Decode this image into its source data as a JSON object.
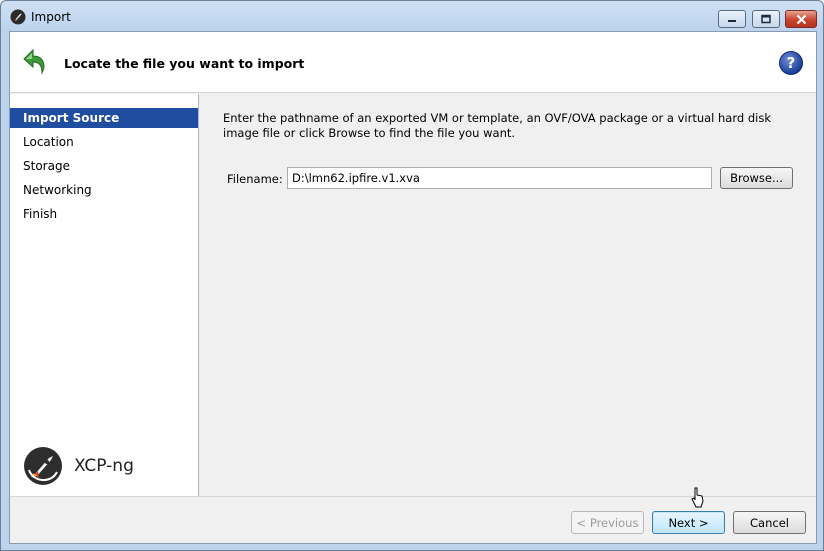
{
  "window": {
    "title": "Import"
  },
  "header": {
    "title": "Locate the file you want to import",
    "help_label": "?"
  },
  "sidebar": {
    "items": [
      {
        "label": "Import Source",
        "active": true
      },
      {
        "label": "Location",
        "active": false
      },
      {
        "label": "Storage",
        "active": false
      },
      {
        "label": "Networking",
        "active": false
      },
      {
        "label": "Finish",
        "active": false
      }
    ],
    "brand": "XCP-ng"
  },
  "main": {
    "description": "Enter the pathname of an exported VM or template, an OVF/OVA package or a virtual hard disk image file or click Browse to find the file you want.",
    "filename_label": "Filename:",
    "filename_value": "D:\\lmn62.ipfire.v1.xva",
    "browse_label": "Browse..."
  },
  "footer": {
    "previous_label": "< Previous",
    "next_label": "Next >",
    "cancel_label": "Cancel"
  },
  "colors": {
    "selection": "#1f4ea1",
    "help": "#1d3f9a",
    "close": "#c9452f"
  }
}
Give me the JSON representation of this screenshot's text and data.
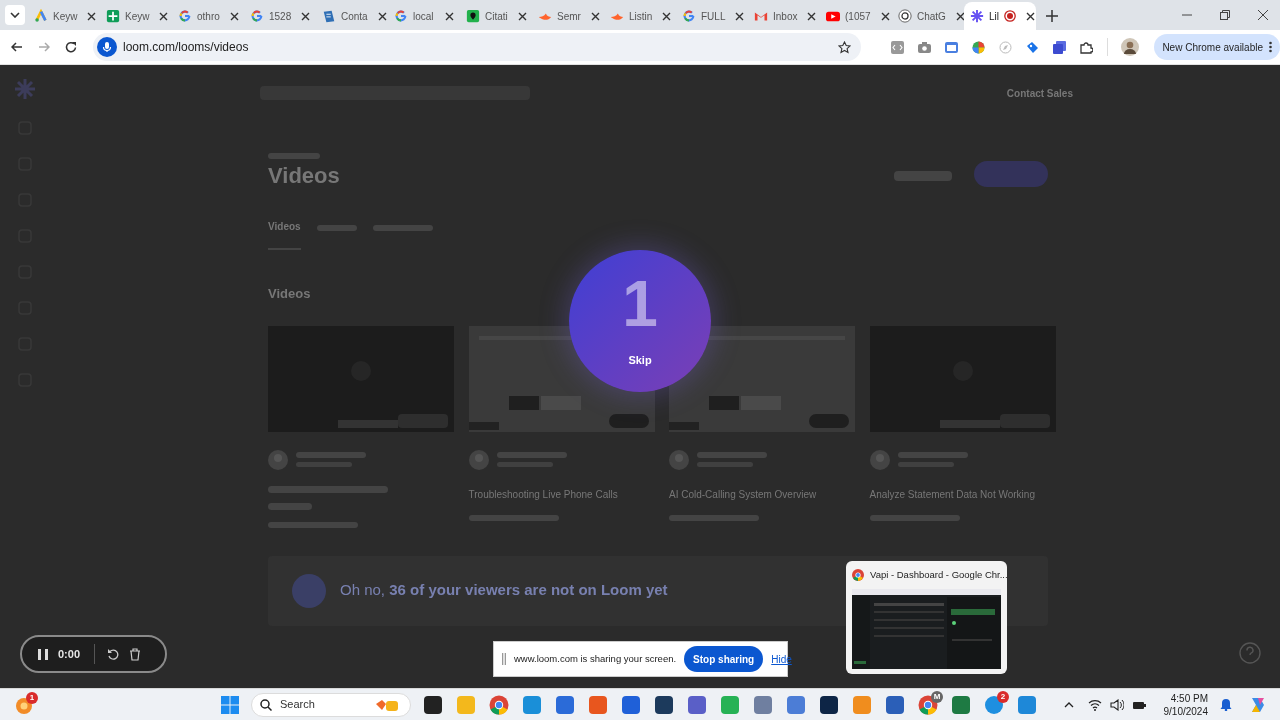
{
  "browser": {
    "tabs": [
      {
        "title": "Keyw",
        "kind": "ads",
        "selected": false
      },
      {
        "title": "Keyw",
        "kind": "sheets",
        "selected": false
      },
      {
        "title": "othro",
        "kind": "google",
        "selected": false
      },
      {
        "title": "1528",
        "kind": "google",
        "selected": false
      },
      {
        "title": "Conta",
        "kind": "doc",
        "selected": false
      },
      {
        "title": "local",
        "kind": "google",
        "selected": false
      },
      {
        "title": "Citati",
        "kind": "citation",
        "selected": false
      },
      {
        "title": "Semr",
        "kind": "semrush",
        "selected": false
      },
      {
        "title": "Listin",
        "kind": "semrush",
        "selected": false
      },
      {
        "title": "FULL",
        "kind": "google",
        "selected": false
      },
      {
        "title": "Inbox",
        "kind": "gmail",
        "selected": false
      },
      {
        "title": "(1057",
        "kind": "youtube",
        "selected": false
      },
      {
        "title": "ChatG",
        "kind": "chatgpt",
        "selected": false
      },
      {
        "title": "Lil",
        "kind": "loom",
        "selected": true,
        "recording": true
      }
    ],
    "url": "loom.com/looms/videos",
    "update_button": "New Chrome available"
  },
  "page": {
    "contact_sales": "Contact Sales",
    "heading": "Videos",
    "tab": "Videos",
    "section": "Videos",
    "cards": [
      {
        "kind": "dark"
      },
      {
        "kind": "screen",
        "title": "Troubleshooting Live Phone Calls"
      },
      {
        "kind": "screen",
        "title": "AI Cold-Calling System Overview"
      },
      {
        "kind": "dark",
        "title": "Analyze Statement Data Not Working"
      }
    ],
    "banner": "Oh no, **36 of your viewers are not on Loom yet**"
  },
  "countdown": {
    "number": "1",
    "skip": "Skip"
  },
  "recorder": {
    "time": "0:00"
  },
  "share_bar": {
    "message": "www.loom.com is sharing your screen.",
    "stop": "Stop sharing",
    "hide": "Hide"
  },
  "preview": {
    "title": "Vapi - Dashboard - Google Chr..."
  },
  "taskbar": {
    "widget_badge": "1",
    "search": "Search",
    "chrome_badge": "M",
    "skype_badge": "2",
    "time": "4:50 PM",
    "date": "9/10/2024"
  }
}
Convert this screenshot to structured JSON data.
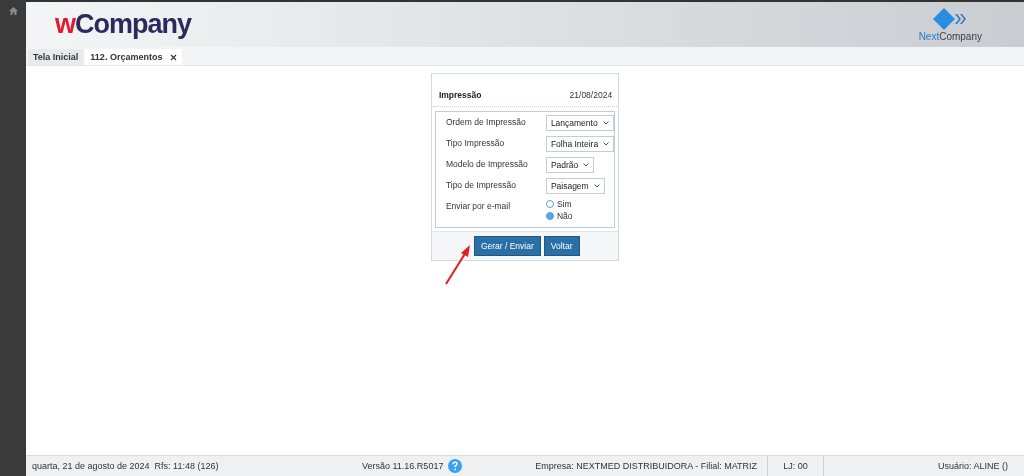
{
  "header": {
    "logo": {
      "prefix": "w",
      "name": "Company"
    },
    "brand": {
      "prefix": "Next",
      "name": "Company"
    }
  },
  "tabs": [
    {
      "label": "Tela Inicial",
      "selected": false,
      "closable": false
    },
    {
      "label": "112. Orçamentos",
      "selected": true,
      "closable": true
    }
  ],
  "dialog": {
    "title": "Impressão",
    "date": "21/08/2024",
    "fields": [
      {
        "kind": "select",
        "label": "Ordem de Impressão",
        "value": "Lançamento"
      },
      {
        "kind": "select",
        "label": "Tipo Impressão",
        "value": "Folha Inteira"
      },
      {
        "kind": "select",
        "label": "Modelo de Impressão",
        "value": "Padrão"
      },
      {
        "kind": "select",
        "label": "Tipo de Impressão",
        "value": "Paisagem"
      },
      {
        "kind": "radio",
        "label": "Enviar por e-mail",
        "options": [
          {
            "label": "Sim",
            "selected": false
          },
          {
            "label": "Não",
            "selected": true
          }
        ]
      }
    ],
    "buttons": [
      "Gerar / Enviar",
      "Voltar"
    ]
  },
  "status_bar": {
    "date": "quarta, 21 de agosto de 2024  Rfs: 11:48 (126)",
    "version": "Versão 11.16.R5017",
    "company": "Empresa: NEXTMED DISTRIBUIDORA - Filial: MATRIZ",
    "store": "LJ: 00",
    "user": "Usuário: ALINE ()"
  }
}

-.-.-

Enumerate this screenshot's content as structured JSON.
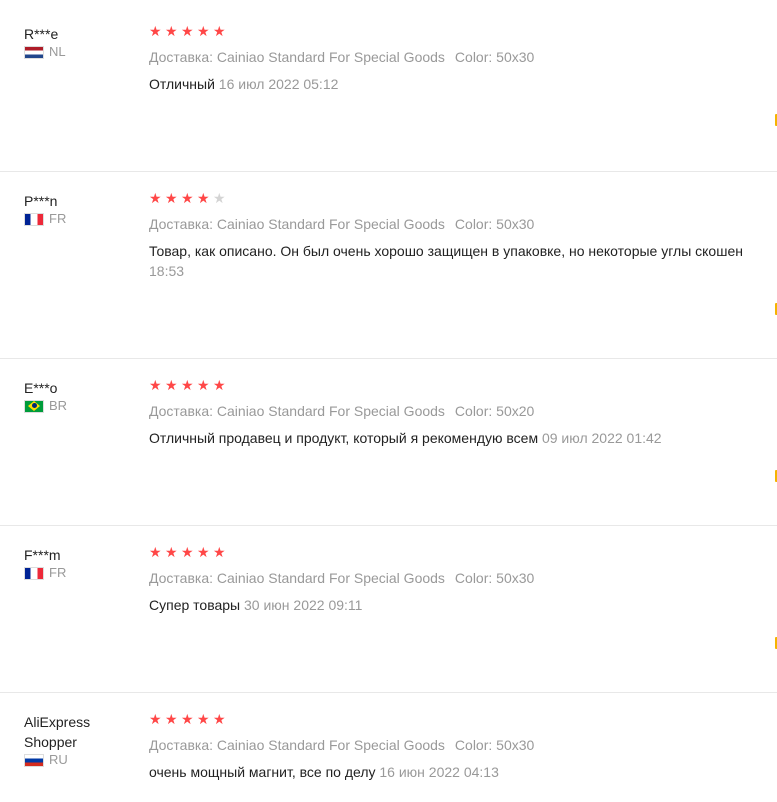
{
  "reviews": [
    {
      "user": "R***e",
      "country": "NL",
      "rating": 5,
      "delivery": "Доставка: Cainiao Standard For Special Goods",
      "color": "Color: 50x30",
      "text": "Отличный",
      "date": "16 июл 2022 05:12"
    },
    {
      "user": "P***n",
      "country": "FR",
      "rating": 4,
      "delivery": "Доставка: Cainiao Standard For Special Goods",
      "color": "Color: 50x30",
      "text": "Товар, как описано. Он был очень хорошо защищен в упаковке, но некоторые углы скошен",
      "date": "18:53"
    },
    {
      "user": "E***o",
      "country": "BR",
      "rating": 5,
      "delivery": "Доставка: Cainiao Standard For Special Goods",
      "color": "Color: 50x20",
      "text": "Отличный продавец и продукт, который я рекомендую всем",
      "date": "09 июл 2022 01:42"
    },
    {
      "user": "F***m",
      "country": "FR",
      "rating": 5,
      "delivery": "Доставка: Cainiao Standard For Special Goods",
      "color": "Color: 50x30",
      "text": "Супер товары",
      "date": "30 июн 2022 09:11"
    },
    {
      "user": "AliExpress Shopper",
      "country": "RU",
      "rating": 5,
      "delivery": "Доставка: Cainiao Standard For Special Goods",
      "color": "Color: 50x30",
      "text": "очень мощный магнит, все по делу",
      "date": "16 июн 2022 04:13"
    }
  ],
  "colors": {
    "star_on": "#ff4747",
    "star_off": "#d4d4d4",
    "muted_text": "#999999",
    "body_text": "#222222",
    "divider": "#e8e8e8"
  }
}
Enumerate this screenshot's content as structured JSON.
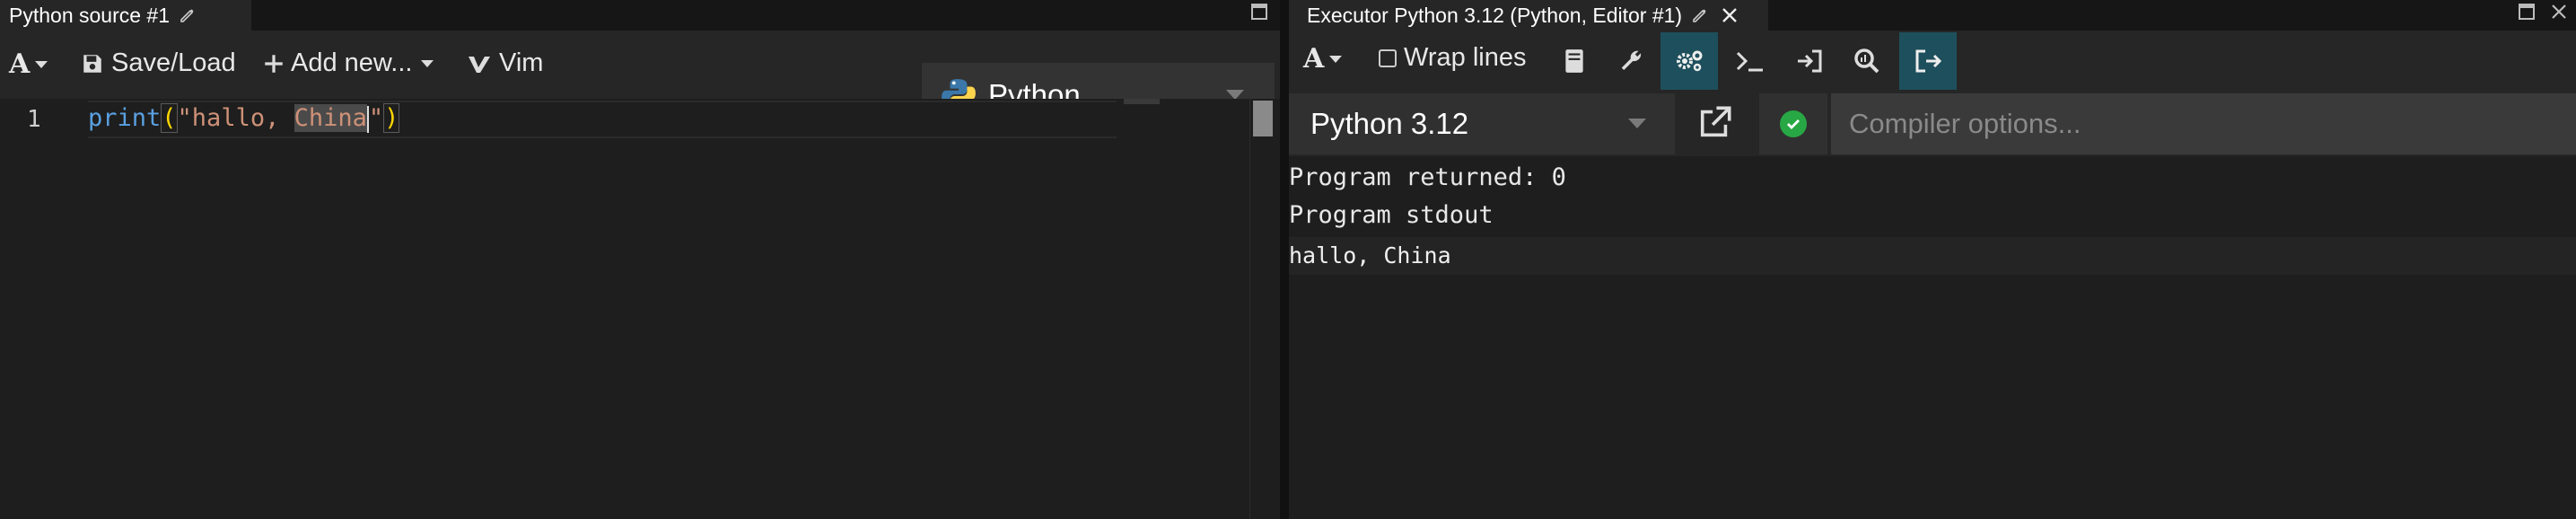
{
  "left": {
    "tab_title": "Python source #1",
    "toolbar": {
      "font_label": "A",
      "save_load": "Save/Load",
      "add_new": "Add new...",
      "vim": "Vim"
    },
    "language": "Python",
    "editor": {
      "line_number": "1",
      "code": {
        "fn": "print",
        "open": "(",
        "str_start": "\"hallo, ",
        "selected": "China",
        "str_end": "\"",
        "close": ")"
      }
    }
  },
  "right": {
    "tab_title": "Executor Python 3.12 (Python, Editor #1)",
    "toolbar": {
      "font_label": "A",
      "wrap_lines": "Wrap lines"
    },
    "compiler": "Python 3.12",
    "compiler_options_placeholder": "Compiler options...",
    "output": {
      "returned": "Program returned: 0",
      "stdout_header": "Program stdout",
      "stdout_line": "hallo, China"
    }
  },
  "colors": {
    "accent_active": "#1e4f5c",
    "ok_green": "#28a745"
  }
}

-.-.-

Objective:
Collect each line of the entries that has the word "Impressão", copying it in full.

Full output:
    "title": "Impressão",
        "label": "Ordem de Impressão",
        "label": "Tipo Impressão",
        "label": "Modelo de Impressão",
        "label": "Tipo de Impressão",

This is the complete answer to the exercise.